— START Data shown —

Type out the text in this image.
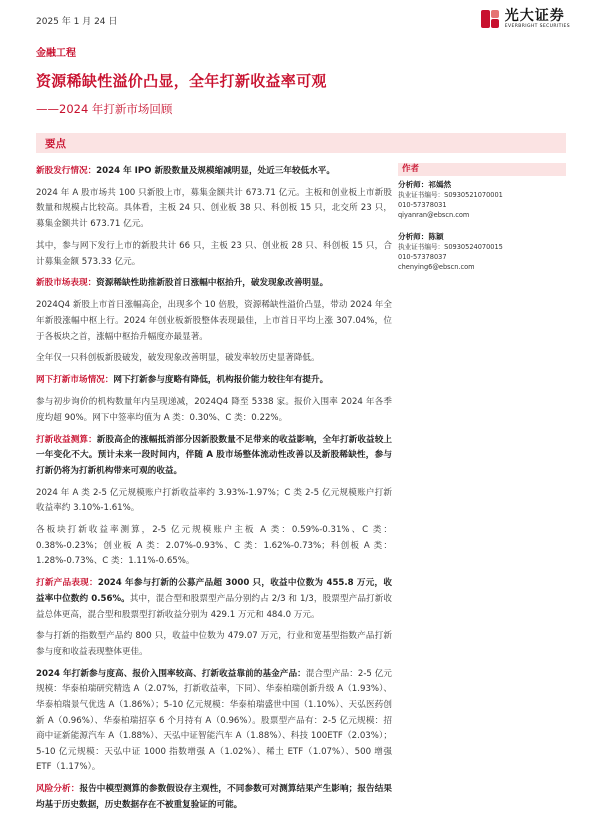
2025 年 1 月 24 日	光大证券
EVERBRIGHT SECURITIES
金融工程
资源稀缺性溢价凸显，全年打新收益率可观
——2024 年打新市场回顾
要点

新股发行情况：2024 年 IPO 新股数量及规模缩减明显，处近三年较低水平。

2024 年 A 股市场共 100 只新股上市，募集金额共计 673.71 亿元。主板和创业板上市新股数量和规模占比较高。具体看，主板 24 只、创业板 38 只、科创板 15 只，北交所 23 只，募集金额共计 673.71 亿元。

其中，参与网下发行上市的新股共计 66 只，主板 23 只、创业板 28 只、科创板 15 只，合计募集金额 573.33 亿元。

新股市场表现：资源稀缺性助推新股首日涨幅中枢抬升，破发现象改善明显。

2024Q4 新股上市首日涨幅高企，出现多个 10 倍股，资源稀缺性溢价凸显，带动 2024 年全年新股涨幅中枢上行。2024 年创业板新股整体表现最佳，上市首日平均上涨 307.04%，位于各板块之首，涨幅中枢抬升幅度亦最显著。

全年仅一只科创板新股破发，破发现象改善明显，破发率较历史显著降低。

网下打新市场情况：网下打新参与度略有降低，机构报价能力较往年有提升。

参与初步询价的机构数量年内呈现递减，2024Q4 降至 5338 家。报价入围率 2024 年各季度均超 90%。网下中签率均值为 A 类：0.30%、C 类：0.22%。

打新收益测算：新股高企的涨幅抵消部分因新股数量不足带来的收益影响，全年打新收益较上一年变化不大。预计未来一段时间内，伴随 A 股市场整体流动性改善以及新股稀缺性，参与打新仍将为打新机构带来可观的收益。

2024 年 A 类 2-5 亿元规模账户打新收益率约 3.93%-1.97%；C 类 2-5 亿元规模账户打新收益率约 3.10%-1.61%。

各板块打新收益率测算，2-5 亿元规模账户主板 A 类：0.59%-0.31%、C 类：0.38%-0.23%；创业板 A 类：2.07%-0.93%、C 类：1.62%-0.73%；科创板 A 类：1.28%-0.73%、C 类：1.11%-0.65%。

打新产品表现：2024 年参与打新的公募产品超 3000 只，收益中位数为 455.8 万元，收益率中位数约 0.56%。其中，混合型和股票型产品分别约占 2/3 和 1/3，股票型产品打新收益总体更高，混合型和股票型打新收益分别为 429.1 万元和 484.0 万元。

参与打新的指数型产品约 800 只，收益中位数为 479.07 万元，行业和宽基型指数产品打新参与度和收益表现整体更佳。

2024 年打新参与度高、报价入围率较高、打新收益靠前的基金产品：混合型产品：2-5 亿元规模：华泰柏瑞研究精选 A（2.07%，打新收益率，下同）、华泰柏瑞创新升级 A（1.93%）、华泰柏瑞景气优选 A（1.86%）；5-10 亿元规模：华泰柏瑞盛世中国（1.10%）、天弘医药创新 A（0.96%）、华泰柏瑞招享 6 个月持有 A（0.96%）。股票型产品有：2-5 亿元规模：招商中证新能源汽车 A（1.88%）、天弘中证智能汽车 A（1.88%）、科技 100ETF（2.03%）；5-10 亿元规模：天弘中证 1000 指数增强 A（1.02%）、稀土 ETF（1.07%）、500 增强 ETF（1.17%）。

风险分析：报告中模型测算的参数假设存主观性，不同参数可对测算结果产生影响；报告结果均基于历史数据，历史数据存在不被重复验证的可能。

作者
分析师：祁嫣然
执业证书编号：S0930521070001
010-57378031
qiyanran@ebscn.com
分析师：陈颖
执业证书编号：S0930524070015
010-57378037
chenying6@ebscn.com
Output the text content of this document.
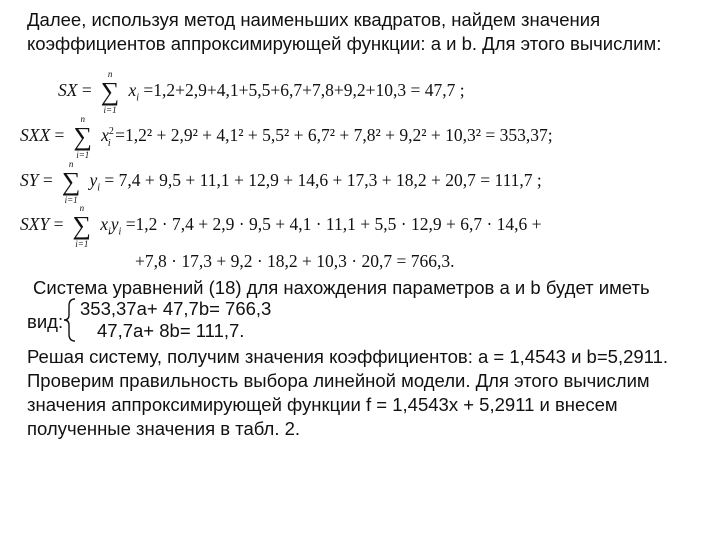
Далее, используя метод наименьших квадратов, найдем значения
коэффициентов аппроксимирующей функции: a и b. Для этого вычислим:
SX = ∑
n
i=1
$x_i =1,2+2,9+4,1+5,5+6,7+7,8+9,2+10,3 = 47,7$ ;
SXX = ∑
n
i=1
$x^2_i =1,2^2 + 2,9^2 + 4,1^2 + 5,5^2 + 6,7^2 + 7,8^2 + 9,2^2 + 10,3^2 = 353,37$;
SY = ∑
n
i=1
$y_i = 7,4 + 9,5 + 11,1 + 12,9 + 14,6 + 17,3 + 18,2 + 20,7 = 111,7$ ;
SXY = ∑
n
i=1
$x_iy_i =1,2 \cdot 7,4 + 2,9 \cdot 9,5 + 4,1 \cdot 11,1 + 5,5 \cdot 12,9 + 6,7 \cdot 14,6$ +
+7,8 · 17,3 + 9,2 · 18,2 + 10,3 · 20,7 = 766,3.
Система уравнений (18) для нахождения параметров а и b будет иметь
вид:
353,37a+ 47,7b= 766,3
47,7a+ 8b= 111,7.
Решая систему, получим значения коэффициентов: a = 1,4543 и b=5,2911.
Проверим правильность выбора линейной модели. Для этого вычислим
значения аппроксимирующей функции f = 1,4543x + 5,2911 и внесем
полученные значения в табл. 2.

— END Data shown —

— Exercise instructions —
Transcribe every record above exactly as written, leaving out any pictures.

— Complete response —
Type out the text in this image.
2025 年 1 月 24 日	光大证券
EVERBRIGHT SECURITIES
金融工程
资源稀缺性溢价凸显，全年打新收益率可观
——2024 年打新市场回顾
要点

新股发行情况：2024 年 IPO 新股数量及规模缩减明显，处近三年较低水平。

2024 年 A 股市场共 100 只新股上市，募集金额共计 673.71 亿元。主板和创业板上市新股数量和规模占比较高。具体看，主板 24 只、创业板 38 只、科创板 15 只，北交所 23 只，募集金额共计 673.71 亿元。

其中，参与网下发行上市的新股共计 66 只，主板 23 只、创业板 28 只、科创板 15 只，合计募集金额 573.33 亿元。

新股市场表现：资源稀缺性助推新股首日涨幅中枢抬升，破发现象改善明显。

2024Q4 新股上市首日涨幅高企，出现多个 10 倍股，资源稀缺性溢价凸显，带动 2024 年全年新股涨幅中枢上行。2024 年创业板新股整体表现最佳，上市首日平均上涨 307.04%，位于各板块之首，涨幅中枢抬升幅度亦最显著。

全年仅一只科创板新股破发，破发现象改善明显，破发率较历史显著降低。

网下打新市场情况：网下打新参与度略有降低，机构报价能力较往年有提升。

参与初步询价的机构数量年内呈现递减，2024Q4 降至 5338 家。报价入围率 2024 年各季度均超 90%。网下中签率均值为 A 类：0.30%、C 类：0.22%。

打新收益测算：新股高企的涨幅抵消部分因新股数量不足带来的收益影响，全年打新收益较上一年变化不大。预计未来一段时间内，伴随 A 股市场整体流动性改善以及新股稀缺性，参与打新仍将为打新机构带来可观的收益。

2024 年 A 类 2-5 亿元规模账户打新收益率约 3.93%-1.97%；C 类 2-5 亿元规模账户打新收益率约 3.10%-1.61%。

各板块打新收益率测算，2-5 亿元规模账户主板 A 类：0.59%-0.31%、C 类：0.38%-0.23%；创业板 A 类：2.07%-0.93%、C 类：1.62%-0.73%；科创板 A 类：1.28%-0.73%、C 类：1.11%-0.65%。

打新产品表现：2024 年参与打新的公募产品超 3000 只，收益中位数为 455.8 万元，收益率中位数约 0.56%。其中，混合型和股票型产品分别约占 2/3 和 1/3，股票型产品打新收益总体更高，混合型和股票型打新收益分别为 429.1 万元和 484.0 万元。

参与打新的指数型产品约 800 只，收益中位数为 479.07 万元，行业和宽基型指数产品打新参与度和收益表现整体更佳。

2024 年打新参与度高、报价入围率较高、打新收益靠前的基金产品：混合型产品：2-5 亿元规模：华泰柏瑞研究精选 A（2.07%，打新收益率，下同）、华泰柏瑞创新升级 A（1.93%）、华泰柏瑞景气优选 A（1.86%）；5-10 亿元规模：华泰柏瑞盛世中国（1.10%）、天弘医药创新 A（0.96%）、华泰柏瑞招享 6 个月持有 A（0.96%）。股票型产品有：2-5 亿元规模：招商中证新能源汽车 A（1.88%）、天弘中证智能汽车 A（1.88%）、科技 100ETF（2.03%）；5-10 亿元规模：天弘中证 1000 指数增强 A（1.02%）、稀土 ETF（1.07%）、500 增强 ETF（1.17%）。

风险分析：报告中模型测算的参数假设存主观性，不同参数可对测算结果产生影响；报告结果均基于历史数据，历史数据存在不被重复验证的可能。

作者
分析师：祁嫣然
执业证书编号：S0930521070001
010-57378031
qiyanran@ebscn.com
分析师：陈颖
执业证书编号：S0930524070015
010-57378037
chenying6@ebscn.com
Output the text content of this document.
Далее, используя метод наименьших квадратов, найдем значения
коэффициентов аппроксимирующей функции: a и b. Для этого вычислим:
SX = ∑
n
i=1
$x_i =1,2+2,9+4,1+5,5+6,7+7,8+9,2+10,3 = 47,7$ ;
SXX = ∑
n
i=1
$x^2_i =1,2^2 + 2,9^2 + 4,1^2 + 5,5^2 + 6,7^2 + 7,8^2 + 9,2^2 + 10,3^2 = 353,37$;
SY = ∑
n
i=1
$y_i = 7,4 + 9,5 + 11,1 + 12,9 + 14,6 + 17,3 + 18,2 + 20,7 = 111,7$ ;
SXY = ∑
n
i=1
$x_iy_i =1,2 \cdot 7,4 + 2,9 \cdot 9,5 + 4,1 \cdot 11,1 + 5,5 \cdot 12,9 + 6,7 \cdot 14,6$ +
+7,8 · 17,3 + 9,2 · 18,2 + 10,3 · 20,7 = 766,3.
Система уравнений (18) для нахождения параметров а и b будет иметь
вид:
353,37a+ 47,7b= 766,3
47,7a+ 8b= 111,7.
Решая систему, получим значения коэффициентов: a = 1,4543 и b=5,2911.
Проверим правильность выбора линейной модели. Для этого вычислим
значения аппроксимирующей функции f = 1,4543x + 5,2911 и внесем
полученные значения в табл. 2.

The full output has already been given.